## WORK TO BE COMPLETED
Return all lines in the material below that contain "čteme".

Dataset items:
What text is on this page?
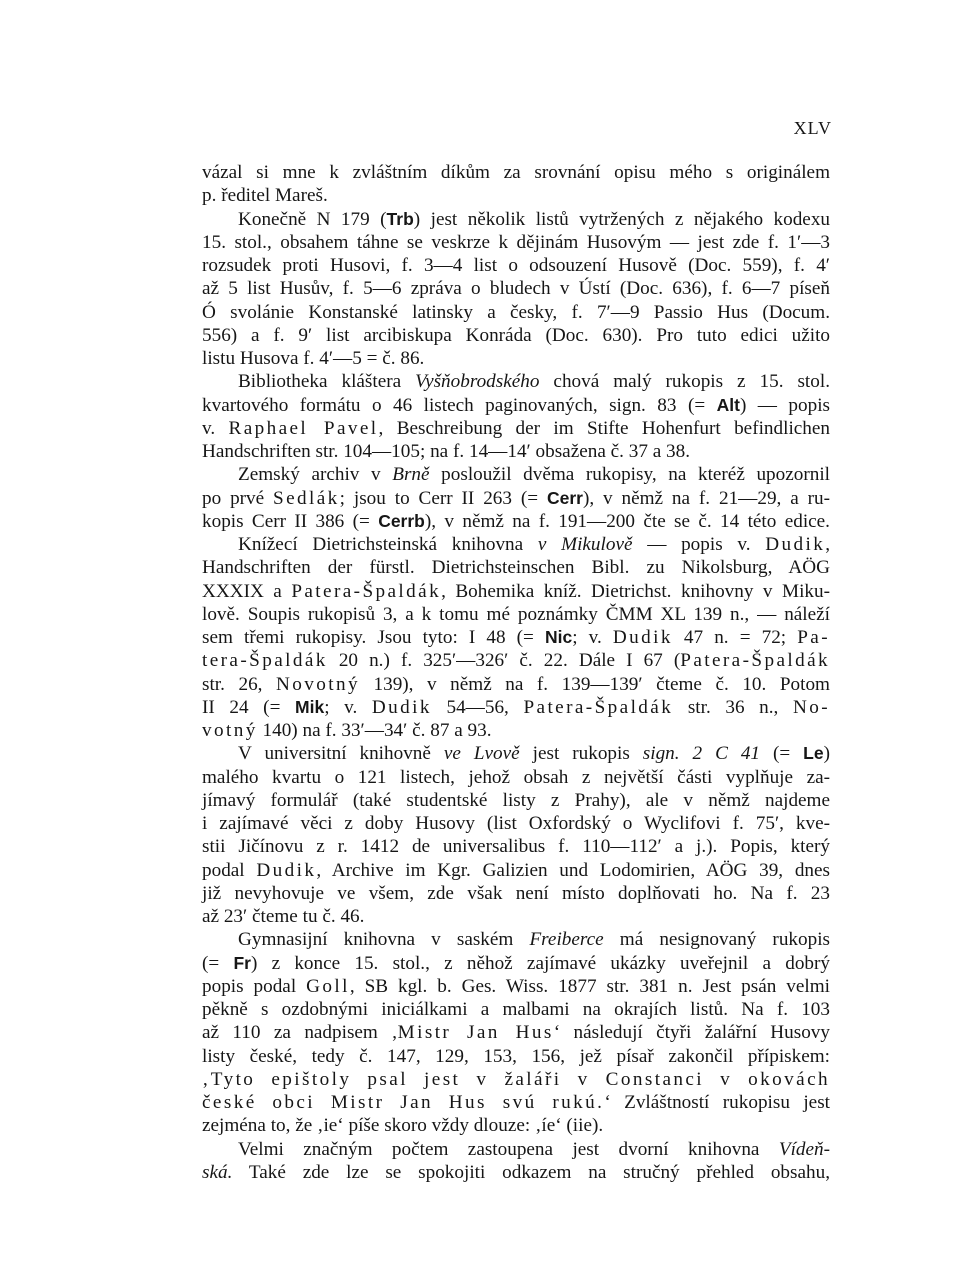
XLV
vázal si mne k zvláštním díkům za srovnání opisu mého s originálem
p. ředitel Mareš.
Konečně N 179 (Trb) jest několik listů vytržených z nějakého kodexu
15. stol., obsahem táhne se veskrze k dějinám Husovým — jest zde f. 1′—3
rozsudek proti Husovi, f. 3—4 list o odsouzení Husově (Doc. 559), f. 4′
až 5 list Husův, f. 5—6 zpráva o bludech v Ústí (Doc. 636), f. 6—7 píseň
Ó svolánie Konstanské latinsky a česky, f. 7′—9 Passio Hus (Docum.
556) a f. 9′ list arcibiskupa Konráda (Doc. 630). Pro tuto edici užito
listu Husova f. 4′—5 = č. 86.
Bibliotheka kláštera Vyšňobrodského chová malý rukopis z 15. stol.
kvartového formátu o 46 listech paginovaných, sign. 83 (= Alt) — popis
v. Raphael Pavel, Beschreibung der im Stifte Hohenfurt befindlichen
Handschriften str. 104—105; na f. 14—14′ obsažena č. 37 a 38.
Zemský archiv v Brně posloužil dvěma rukopisy, na kteréž upozornil
po prvé Sedlák; jsou to Cerr II 263 (= Cerr), v němž na f. 21—29, a ru-
kopis Cerr II 386 (= Cerrb), v němž na f. 191—200 čte se č. 14 této edice.
Knížecí Dietrichsteinská knihovna v Mikulově — popis v. Dudik,
Handschriften der fürstl. Dietrichsteinschen Bibl. zu Nikolsburg, AÖG
XXXIX a Patera-Špaldák, Bohemika kníž. Dietrichst. knihovny v Miku-
lově. Soupis rukopisů 3, a k tomu mé poznámky ČMM XL 139 n., — náleží
sem třemi rukopisy. Jsou tyto: I 48 (= Nic; v. Dudik 47 n. = 72; Pa-
tera-Špaldák 20 n.) f. 325′—326′ č. 22. Dále I 67 (Patera-Špaldák
str. 26, Novotný 139), v němž na f. 139—139′ čteme č. 10. Potom
II 24 (= Mik; v. Dudik 54—56, Patera-Špaldák str. 36 n., No-
votný 140) na f. 33′—34′ č. 87 a 93.
V universitní knihovně ve Lvově jest rukopis sign. 2 C 41 (= Le)
malého kvartu o 121 listech, jehož obsah z největší části vyplňuje za-
jímavý formulář (také studentské listy z Prahy), ale v němž najdeme
i zajímavé věci z doby Husovy (list Oxfordský o Wyclifovi f. 75′, kve-
stii Jičínovu z r. 1412 de universalibus f. 110—112′ a j.). Popis, který
podal Dudik, Archive im Kgr. Galizien und Lodomirien, AÖG 39, dnes
již nevyhovuje ve všem, zde však není místo doplňovati ho. Na f. 23
až 23′ čteme tu č. 46.
Gymnasijní knihovna v saském Freiberce má nesignovaný rukopis
(= Fr) z konce 15. stol., z něhož zajímavé ukázky uveřejnil a dobrý
popis podal Goll, SB kgl. b. Ges. Wiss. 1877 str. 381 n. Jest psán velmi
pěkně s ozdobnými iniciálkami a malbami na okrajích listů. Na f. 103
až 110 za nadpisem ‚Mistr Jan Hus‘ následují čtyři žalářní Husovy
listy české, tedy č. 147, 129, 153, 156, jež písař zakončil přípiskem:
‚Tyto epištoly psal jest v žaláři v Constanci v okovách
české obci Mistr Jan Hus svú rukú.‘ Zvláštností rukopisu jest
zejména to, že ‚ie‘ píše skoro vždy dlouze: ‚íe‘ (iie).
Velmi značným počtem zastoupena jest dvorní knihovna Vídeň-
ská. Také zde lze se spokojiti odkazem na stručný přehled obsahu,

## RESPONSE
str. 26, Novotný 139), v němž na f. 139—139′ čteme č. 10. Potom
až 23′ čteme tu č. 46.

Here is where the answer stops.